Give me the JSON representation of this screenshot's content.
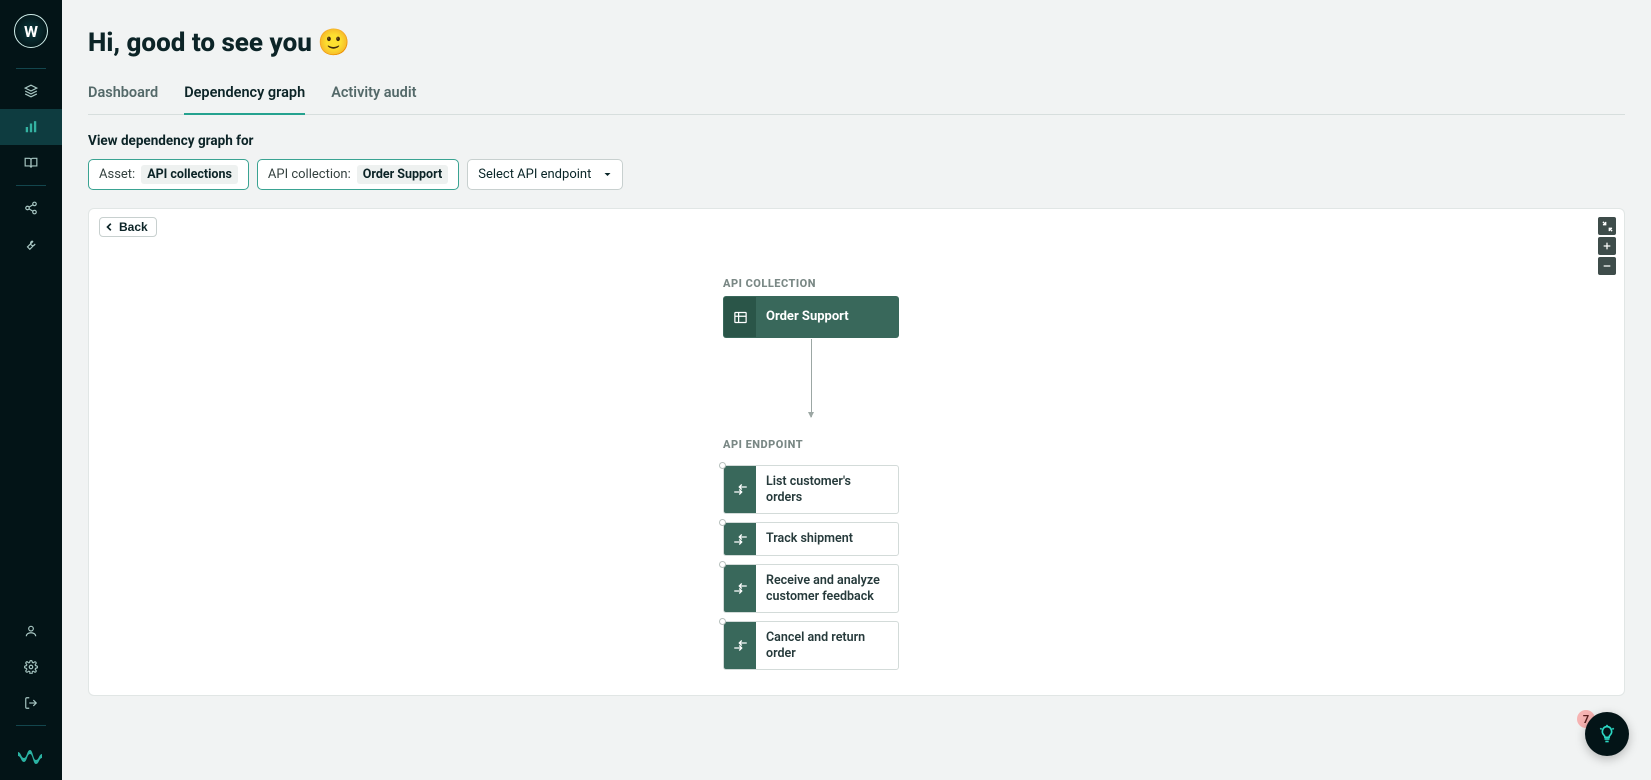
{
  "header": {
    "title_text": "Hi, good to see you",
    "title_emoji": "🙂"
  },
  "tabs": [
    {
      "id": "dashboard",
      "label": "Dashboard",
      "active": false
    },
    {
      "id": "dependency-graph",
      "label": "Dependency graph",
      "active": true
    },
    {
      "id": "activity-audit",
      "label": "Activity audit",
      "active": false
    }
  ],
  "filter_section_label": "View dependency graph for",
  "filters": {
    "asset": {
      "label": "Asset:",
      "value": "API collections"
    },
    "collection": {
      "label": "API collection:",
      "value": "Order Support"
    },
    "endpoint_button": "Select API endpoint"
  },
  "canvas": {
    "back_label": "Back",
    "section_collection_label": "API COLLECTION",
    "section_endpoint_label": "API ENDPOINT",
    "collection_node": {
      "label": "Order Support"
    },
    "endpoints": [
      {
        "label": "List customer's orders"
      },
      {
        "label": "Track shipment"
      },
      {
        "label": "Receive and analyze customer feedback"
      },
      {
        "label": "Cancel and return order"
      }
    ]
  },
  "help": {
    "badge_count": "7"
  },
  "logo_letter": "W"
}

┄┄┄┄┄┄┄┄┄┄┄┄┄┄┄┄┄┄┄┄

GOAL OF THE EXERCISE >> Among these entries, how many lines include the string "graph"? Reply with the number by itself.

EXERCISE SOLUTION >> 3